Do this:
Copy all lines that contain the word "matter".

(Collected data entries)
%%

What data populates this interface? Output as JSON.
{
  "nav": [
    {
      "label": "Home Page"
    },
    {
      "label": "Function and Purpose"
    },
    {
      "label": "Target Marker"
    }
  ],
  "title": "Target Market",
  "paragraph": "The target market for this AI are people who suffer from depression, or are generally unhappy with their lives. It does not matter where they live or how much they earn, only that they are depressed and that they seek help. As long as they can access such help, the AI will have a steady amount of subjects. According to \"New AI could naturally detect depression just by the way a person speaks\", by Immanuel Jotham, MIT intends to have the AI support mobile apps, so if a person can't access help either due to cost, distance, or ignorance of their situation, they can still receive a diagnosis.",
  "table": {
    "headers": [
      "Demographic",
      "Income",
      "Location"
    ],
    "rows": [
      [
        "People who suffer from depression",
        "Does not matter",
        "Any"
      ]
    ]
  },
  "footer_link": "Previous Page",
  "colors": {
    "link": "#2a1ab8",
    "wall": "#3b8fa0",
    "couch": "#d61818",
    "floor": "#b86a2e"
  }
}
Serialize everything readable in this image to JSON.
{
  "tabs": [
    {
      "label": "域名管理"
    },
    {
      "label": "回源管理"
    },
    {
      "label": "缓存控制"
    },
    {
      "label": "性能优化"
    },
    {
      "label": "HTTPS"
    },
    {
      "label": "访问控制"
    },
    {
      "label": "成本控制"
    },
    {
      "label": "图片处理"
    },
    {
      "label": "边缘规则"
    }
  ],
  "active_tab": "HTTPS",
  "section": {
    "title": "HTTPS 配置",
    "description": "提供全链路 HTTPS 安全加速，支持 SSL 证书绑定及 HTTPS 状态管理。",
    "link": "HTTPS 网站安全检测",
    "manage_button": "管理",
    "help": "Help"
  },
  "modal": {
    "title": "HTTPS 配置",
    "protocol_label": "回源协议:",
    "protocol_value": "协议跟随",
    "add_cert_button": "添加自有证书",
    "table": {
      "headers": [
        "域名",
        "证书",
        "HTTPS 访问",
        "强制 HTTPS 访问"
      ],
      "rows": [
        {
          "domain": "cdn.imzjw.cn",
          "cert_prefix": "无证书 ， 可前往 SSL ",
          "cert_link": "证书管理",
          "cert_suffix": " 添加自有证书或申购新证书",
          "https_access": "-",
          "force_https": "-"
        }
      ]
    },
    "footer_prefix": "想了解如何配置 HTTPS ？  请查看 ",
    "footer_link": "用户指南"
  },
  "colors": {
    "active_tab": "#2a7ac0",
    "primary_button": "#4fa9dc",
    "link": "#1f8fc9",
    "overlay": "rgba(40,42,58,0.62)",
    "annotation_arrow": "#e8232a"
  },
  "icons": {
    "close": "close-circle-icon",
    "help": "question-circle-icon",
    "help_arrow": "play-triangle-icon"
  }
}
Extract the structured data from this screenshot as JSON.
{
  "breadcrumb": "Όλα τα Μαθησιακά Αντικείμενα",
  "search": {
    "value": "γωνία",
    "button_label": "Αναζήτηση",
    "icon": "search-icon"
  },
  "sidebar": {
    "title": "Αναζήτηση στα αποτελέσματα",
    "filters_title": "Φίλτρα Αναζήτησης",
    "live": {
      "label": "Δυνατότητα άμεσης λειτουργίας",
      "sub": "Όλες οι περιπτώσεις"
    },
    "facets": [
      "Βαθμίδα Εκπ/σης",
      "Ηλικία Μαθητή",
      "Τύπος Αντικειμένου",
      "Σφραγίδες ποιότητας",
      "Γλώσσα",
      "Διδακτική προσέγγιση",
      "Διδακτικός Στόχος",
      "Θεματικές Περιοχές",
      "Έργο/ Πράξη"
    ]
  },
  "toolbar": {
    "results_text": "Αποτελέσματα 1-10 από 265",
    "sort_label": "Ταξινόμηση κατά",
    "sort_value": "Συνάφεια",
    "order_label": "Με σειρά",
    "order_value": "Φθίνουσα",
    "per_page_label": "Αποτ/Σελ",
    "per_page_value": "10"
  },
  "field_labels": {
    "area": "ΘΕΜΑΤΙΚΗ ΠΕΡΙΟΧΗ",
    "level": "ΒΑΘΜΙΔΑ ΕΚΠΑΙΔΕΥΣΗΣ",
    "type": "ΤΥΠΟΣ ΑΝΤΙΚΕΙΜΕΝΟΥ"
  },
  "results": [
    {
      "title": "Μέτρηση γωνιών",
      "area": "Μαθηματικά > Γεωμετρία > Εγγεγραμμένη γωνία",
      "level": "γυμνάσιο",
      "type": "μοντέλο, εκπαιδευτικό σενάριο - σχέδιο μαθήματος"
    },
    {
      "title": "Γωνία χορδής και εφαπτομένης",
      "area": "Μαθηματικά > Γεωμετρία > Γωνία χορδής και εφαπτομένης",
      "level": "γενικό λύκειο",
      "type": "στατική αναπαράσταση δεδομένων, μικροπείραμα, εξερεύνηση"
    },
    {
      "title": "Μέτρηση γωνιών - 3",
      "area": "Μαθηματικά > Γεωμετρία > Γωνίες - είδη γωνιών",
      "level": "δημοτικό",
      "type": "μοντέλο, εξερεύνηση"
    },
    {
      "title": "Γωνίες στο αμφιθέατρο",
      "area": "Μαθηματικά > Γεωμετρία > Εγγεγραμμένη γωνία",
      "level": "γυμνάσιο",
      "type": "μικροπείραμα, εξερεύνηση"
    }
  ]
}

%%

Answer to the exercise:
  "paragraph": "The target market for this AI are people who suffer from depression, or are generally unhappy with their lives. It does not matter where they live or how much they earn, only that they are depressed and that they seek help. As long as they can access such help, the AI will have a steady amount of subjects. According to \"New AI could naturally detect depression just by the way a person speaks\", by Immanuel Jotham, MIT intends to have the AI support mobile apps, so if a person can't access help either due to cost, distance, or ignorance of their situation, they can still receive a diagnosis.",
        "Does not matter",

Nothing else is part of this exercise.